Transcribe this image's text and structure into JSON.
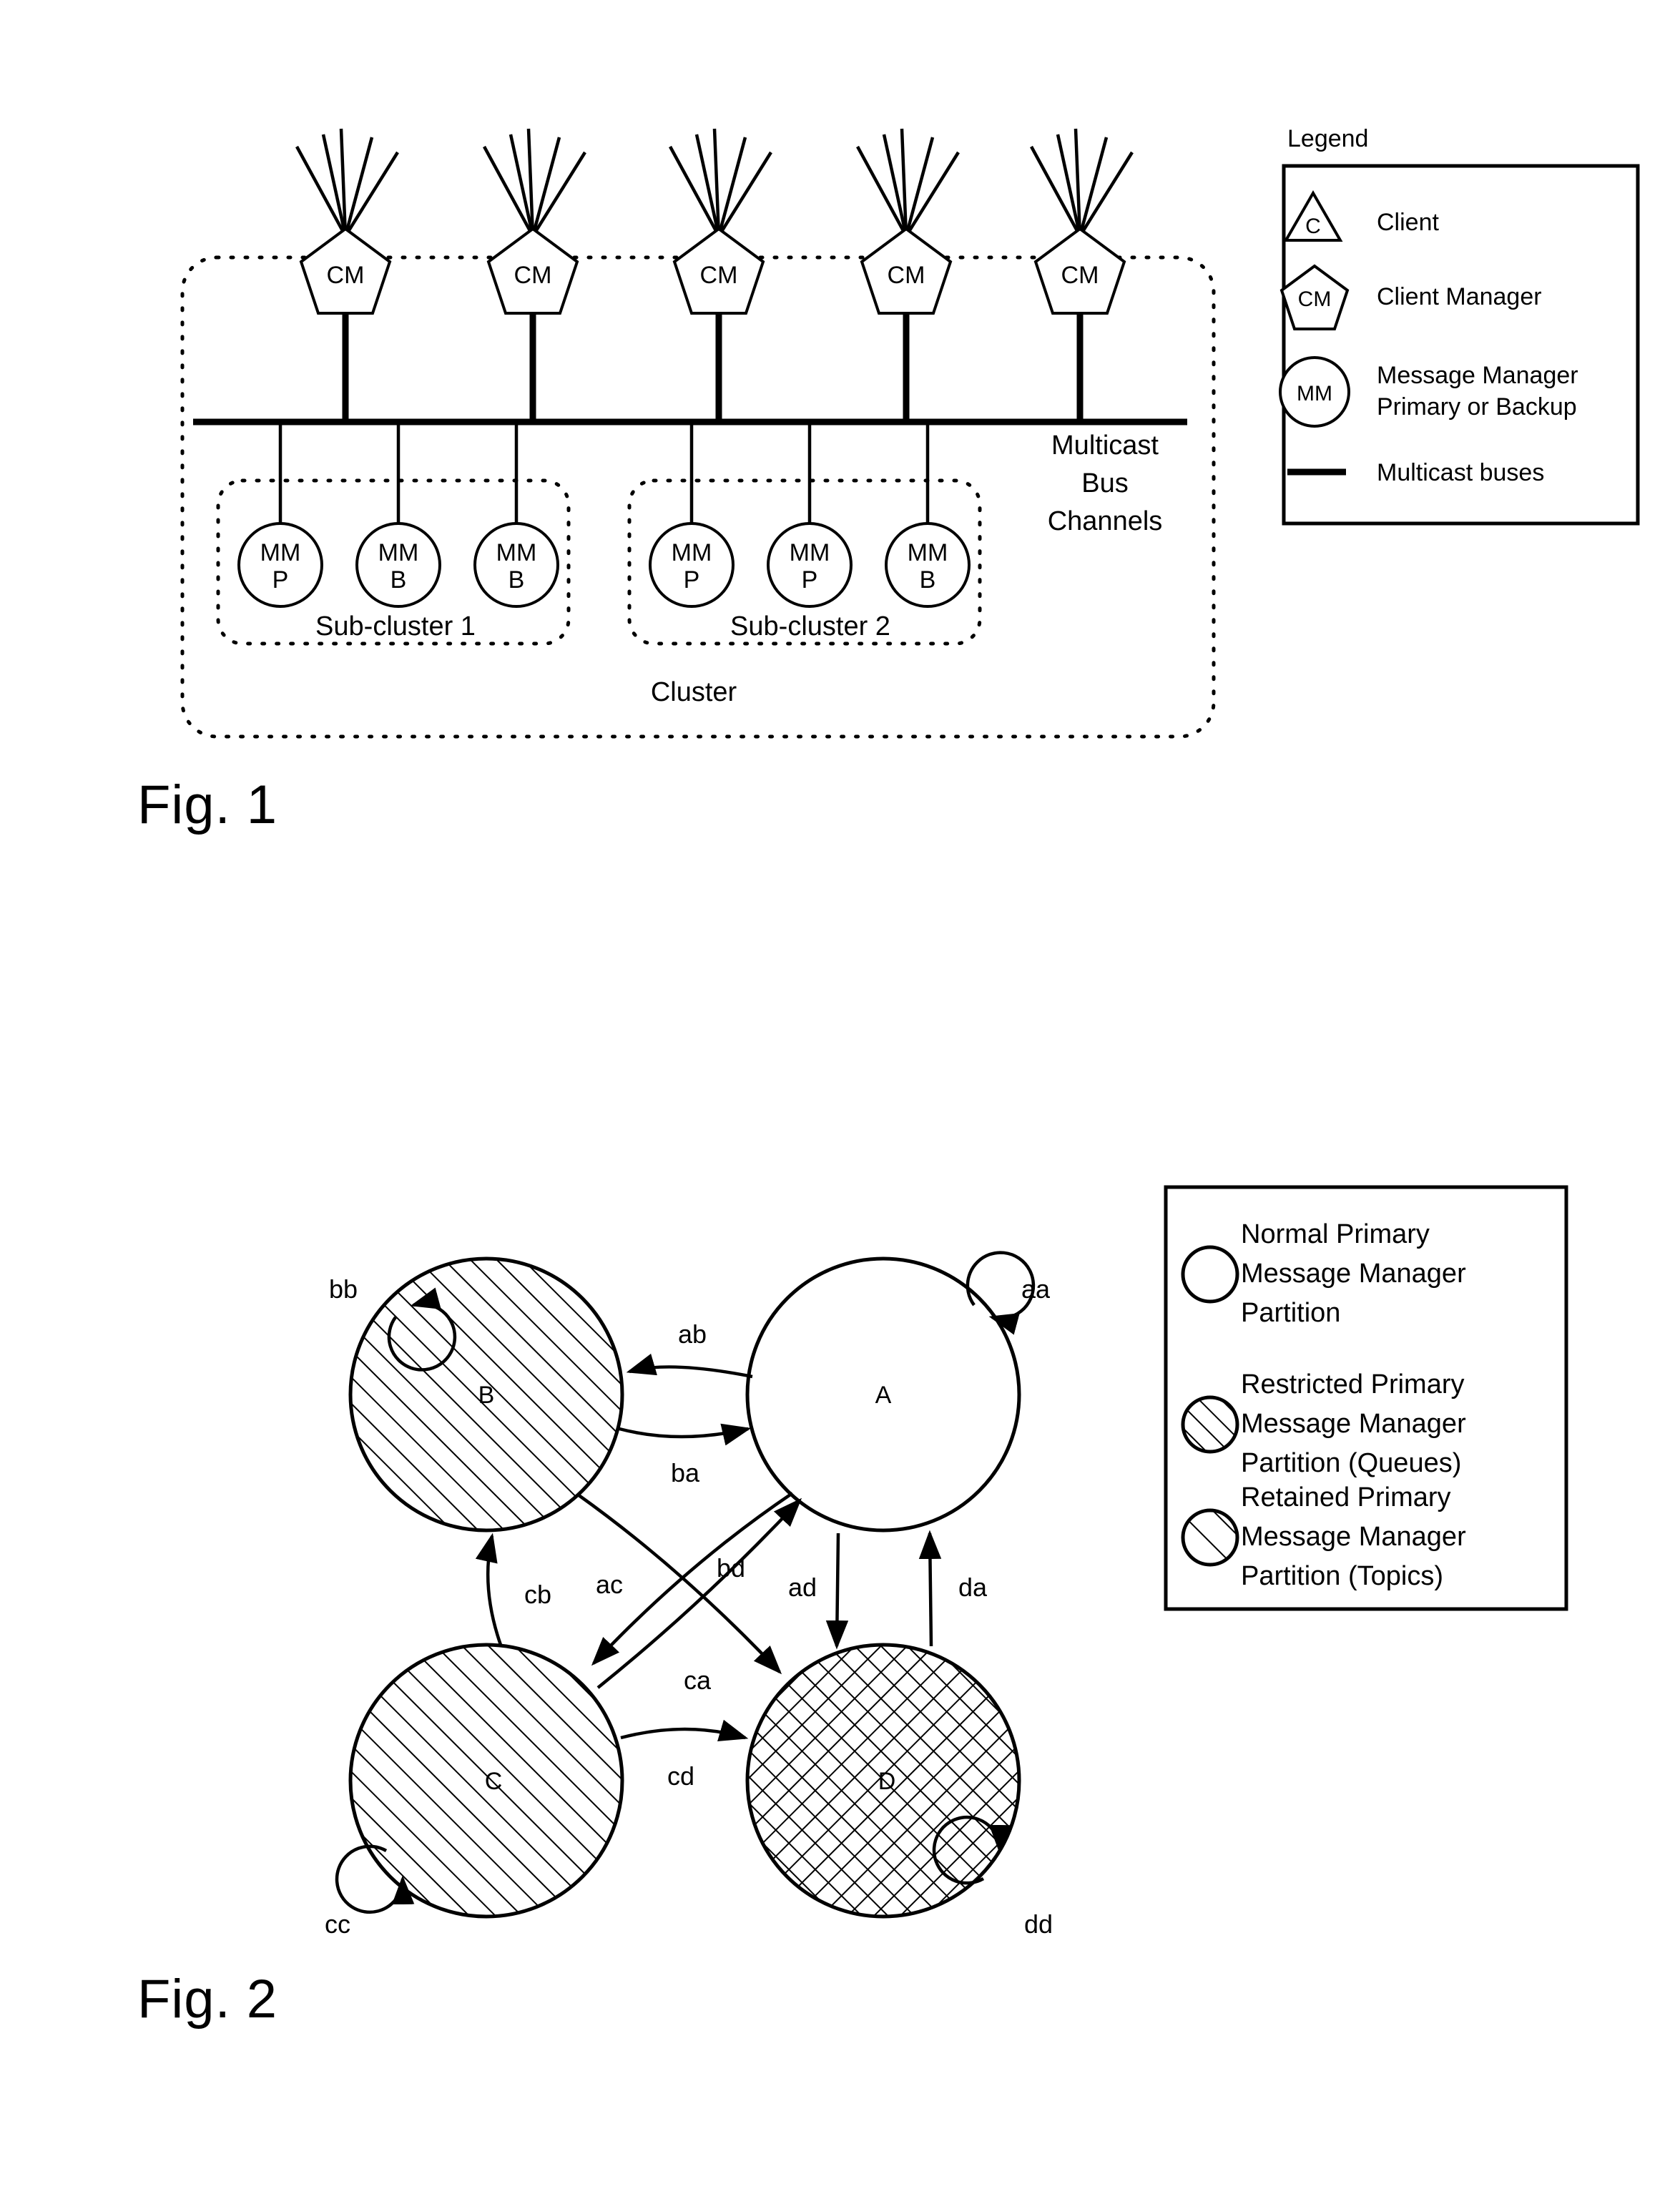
{
  "figure1": {
    "caption": "Fig. 1",
    "client_managers": [
      {
        "label": "CM"
      },
      {
        "label": "CM"
      },
      {
        "label": "CM"
      },
      {
        "label": "CM"
      },
      {
        "label": "CM"
      }
    ],
    "bus_label": [
      "Multicast",
      "Bus",
      "Channels"
    ],
    "cluster_label": "Cluster",
    "subclusters": [
      {
        "label": "Sub-cluster 1",
        "message_managers": [
          {
            "top": "MM",
            "bottom": "P"
          },
          {
            "top": "MM",
            "bottom": "B"
          },
          {
            "top": "MM",
            "bottom": "B"
          }
        ]
      },
      {
        "label": "Sub-cluster 2",
        "message_managers": [
          {
            "top": "MM",
            "bottom": "P"
          },
          {
            "top": "MM",
            "bottom": "P"
          },
          {
            "top": "MM",
            "bottom": "B"
          }
        ]
      }
    ],
    "legend": {
      "title": "Legend",
      "entries": [
        {
          "icon": "triangle",
          "icon_label": "C",
          "text": [
            "Client"
          ]
        },
        {
          "icon": "pentagon",
          "icon_label": "CM",
          "text": [
            "Client Manager"
          ]
        },
        {
          "icon": "circle",
          "icon_label": "MM",
          "text": [
            "Message Manager",
            "Primary or Backup"
          ]
        },
        {
          "icon": "line",
          "icon_label": "",
          "text": [
            "Multicast buses"
          ]
        }
      ]
    }
  },
  "figure2": {
    "caption": "Fig. 2",
    "nodes": [
      {
        "id": "A",
        "label": "A",
        "fill": "normal"
      },
      {
        "id": "B",
        "label": "B",
        "fill": "hatched"
      },
      {
        "id": "C",
        "label": "C",
        "fill": "hatched"
      },
      {
        "id": "D",
        "label": "D",
        "fill": "crosshatched"
      }
    ],
    "self_loops": [
      {
        "label": "aa",
        "node": "A"
      },
      {
        "label": "bb",
        "node": "B"
      },
      {
        "label": "cc",
        "node": "C"
      },
      {
        "label": "dd",
        "node": "D"
      }
    ],
    "transitions": [
      {
        "label": "ab",
        "from": "A",
        "to": "B"
      },
      {
        "label": "ba",
        "from": "B",
        "to": "A"
      },
      {
        "label": "cb",
        "from": "C",
        "to": "B"
      },
      {
        "label": "ac",
        "from": "A",
        "to": "C"
      },
      {
        "label": "bd",
        "from": "B",
        "to": "D"
      },
      {
        "label": "ca",
        "from": "C",
        "to": "A"
      },
      {
        "label": "ad",
        "from": "A",
        "to": "D"
      },
      {
        "label": "da",
        "from": "D",
        "to": "A"
      },
      {
        "label": "cd",
        "from": "C",
        "to": "D"
      }
    ],
    "legend": {
      "entries": [
        {
          "icon": "circle-plain",
          "text": [
            "Normal Primary",
            "Message Manager",
            "Partition"
          ]
        },
        {
          "icon": "circle-hatch",
          "text": [
            "Restricted Primary",
            "Message Manager",
            "Partition (Queues)"
          ]
        },
        {
          "icon": "circle-retain",
          "text": [
            "Retained Primary",
            "Message Manager",
            "Partition (Topics)"
          ]
        }
      ]
    }
  }
}
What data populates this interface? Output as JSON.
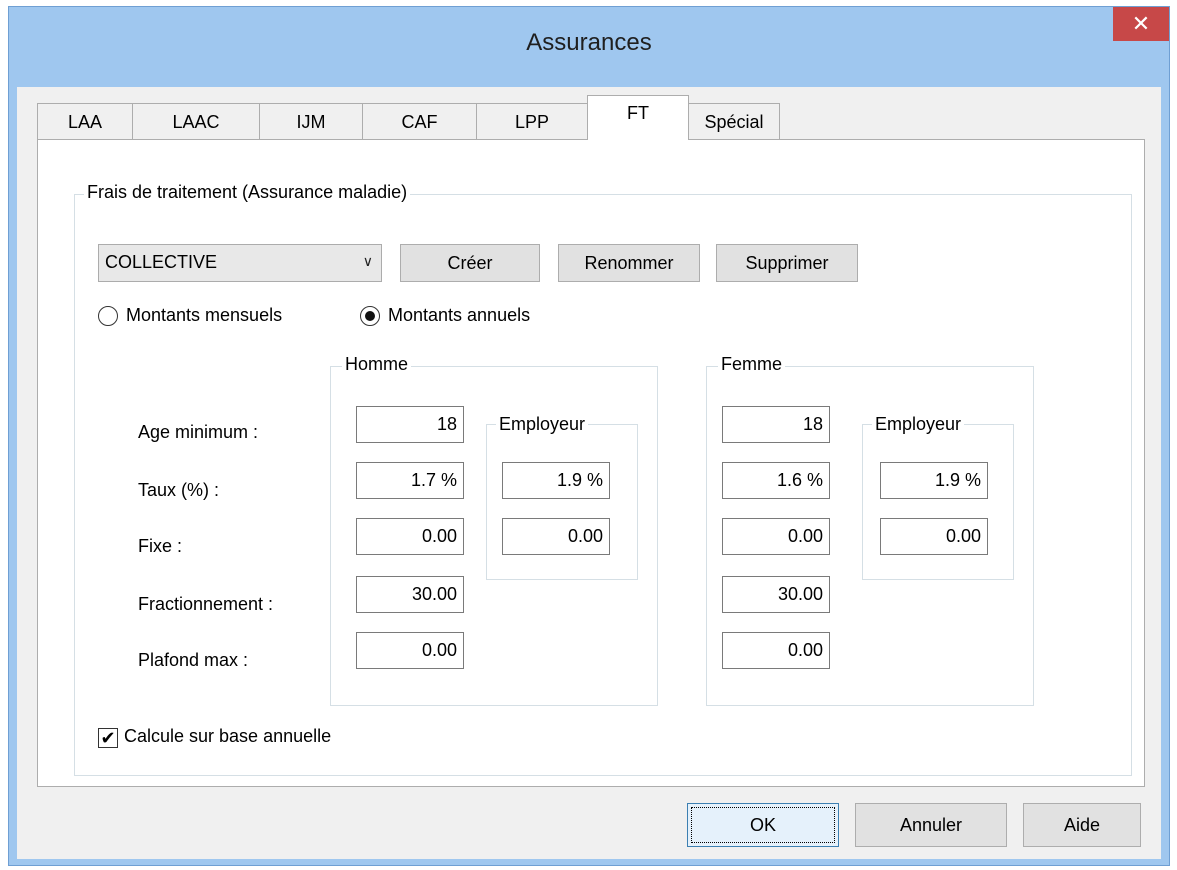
{
  "window": {
    "title": "Assurances",
    "close_glyph": "✕"
  },
  "tabs": [
    {
      "label": "LAA"
    },
    {
      "label": "LAAC"
    },
    {
      "label": "IJM"
    },
    {
      "label": "CAF"
    },
    {
      "label": "LPP"
    },
    {
      "label": "FT"
    },
    {
      "label": "Spécial"
    }
  ],
  "active_tab": "FT",
  "group": {
    "title": "Frais de traitement (Assurance maladie)"
  },
  "plan_select": {
    "value": "COLLECTIVE"
  },
  "actions": {
    "create": "Créer",
    "rename": "Renommer",
    "delete": "Supprimer"
  },
  "amount_mode": {
    "monthly": "Montants mensuels",
    "annual": "Montants annuels",
    "selected": "annual"
  },
  "rows": {
    "age_min": "Age minimum :",
    "rate": "Taux (%) :",
    "fixed": "Fixe :",
    "split": "Fractionnement :",
    "ceiling": "Plafond max :"
  },
  "homme": {
    "title": "Homme",
    "age_min": "18",
    "rate": "1.7 %",
    "fixed": "0.00",
    "split": "30.00",
    "ceiling": "0.00",
    "employer": {
      "title": "Employeur",
      "rate": "1.9 %",
      "fixed": "0.00"
    }
  },
  "femme": {
    "title": "Femme",
    "age_min": "18",
    "rate": "1.6 %",
    "fixed": "0.00",
    "split": "30.00",
    "ceiling": "0.00",
    "employer": {
      "title": "Employeur",
      "rate": "1.9 %",
      "fixed": "0.00"
    }
  },
  "annual_base": {
    "label": "Calcule sur base annuelle",
    "checked": true,
    "mark": "✔"
  },
  "footer": {
    "ok": "OK",
    "cancel": "Annuler",
    "help": "Aide"
  }
}
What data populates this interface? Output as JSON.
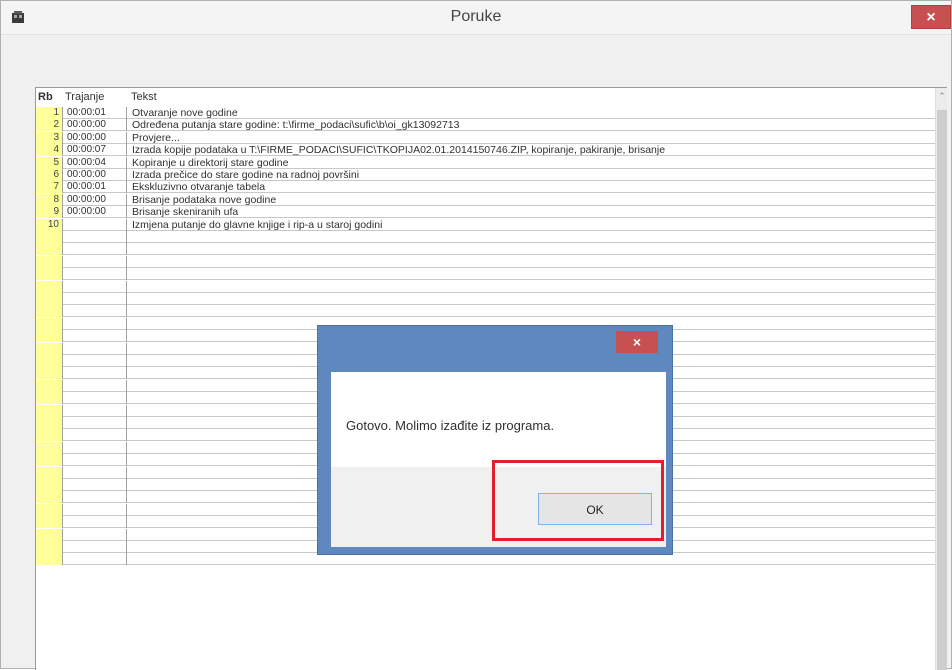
{
  "window": {
    "title": "Poruke",
    "close_label": "×"
  },
  "grid": {
    "columns": [
      "Rb",
      "Trajanje",
      "Tekst"
    ],
    "current_row": 4,
    "rows": [
      {
        "rb": "1",
        "trajanje": "00:00:01",
        "tekst": "Otvaranje nove godine"
      },
      {
        "rb": "2",
        "trajanje": "00:00:00",
        "tekst": "Određena putanja stare godine: t:\\firme_podaci\\sufic\\b\\oi_gk13092713"
      },
      {
        "rb": "3",
        "trajanje": "00:00:00",
        "tekst": "Provjere..."
      },
      {
        "rb": "4",
        "trajanje": "00:00:07",
        "tekst": "Izrada kopije podataka u T:\\FIRME_PODACI\\SUFIC\\TKOPIJA02.01.2014150746.ZIP, kopiranje, pakiranje, brisanje"
      },
      {
        "rb": "5",
        "trajanje": "00:00:04",
        "tekst": "Kopiranje u direktorij stare godine"
      },
      {
        "rb": "6",
        "trajanje": "00:00:00",
        "tekst": "Izrada prečice do stare godine na radnoj površini"
      },
      {
        "rb": "7",
        "trajanje": "00:00:01",
        "tekst": "Ekskluzivno otvaranje tabela"
      },
      {
        "rb": "8",
        "trajanje": "00:00:00",
        "tekst": "Brisanje podataka nove godine"
      },
      {
        "rb": "9",
        "trajanje": "00:00:00",
        "tekst": "Brisanje skeniranih ufa"
      },
      {
        "rb": "10",
        "trajanje": "",
        "tekst": "Izmjena putanje do glavne knjige i rip-a u staroj godini"
      }
    ],
    "empty_rows": 27
  },
  "dialog": {
    "close_label": "×",
    "message": "Gotovo. Molimo izađite iz programa.",
    "ok_label": "OK"
  },
  "colors": {
    "rb_column": "#ffff99",
    "close_button": "#c75050",
    "dialog_frame": "#5f89be",
    "highlight": "#e0202a"
  },
  "icons": {
    "app": "application-icon",
    "scroll_up": "scroll-up-arrow-icon",
    "row_pointer": "current-row-pointer-icon"
  }
}
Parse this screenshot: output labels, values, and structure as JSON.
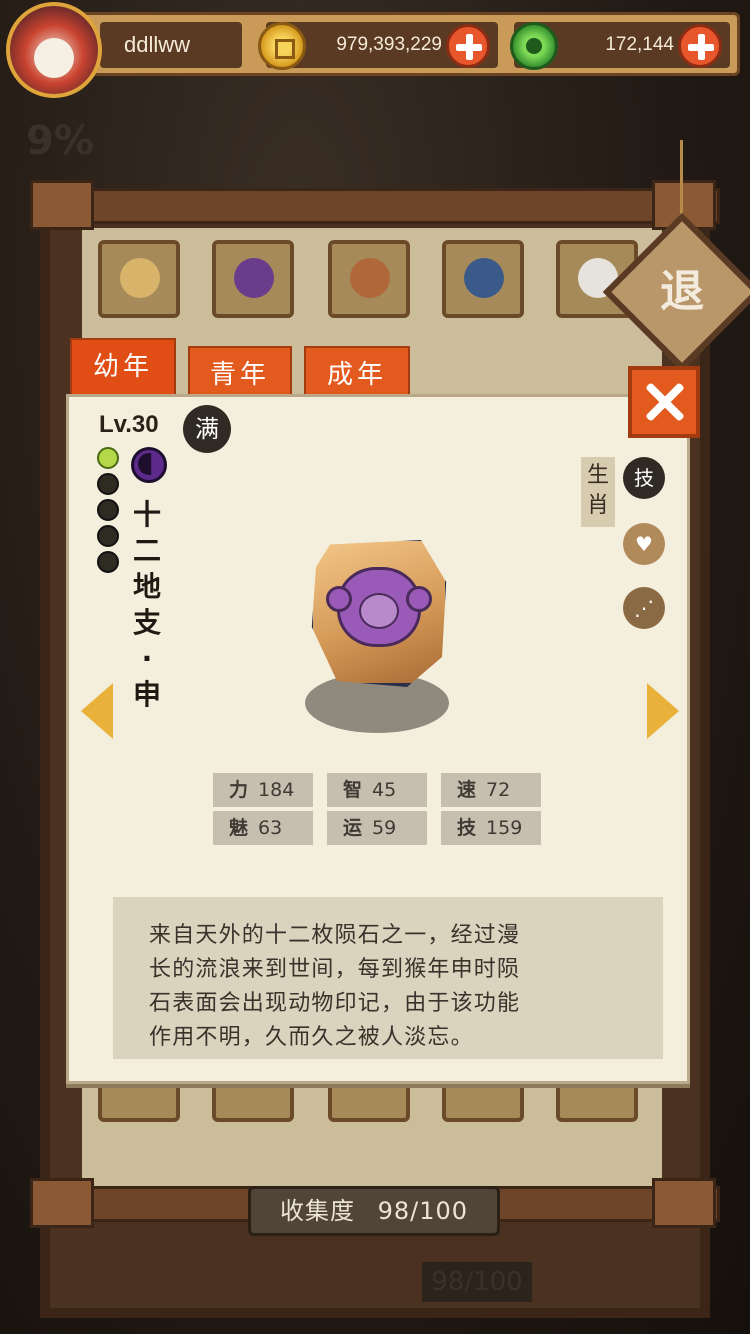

= = =

Every line that holds the string "Primary" should be returned.

            "Primary or Backup"
            "Normal Primary",
            "Restricted Primary",
            "Retained Primary",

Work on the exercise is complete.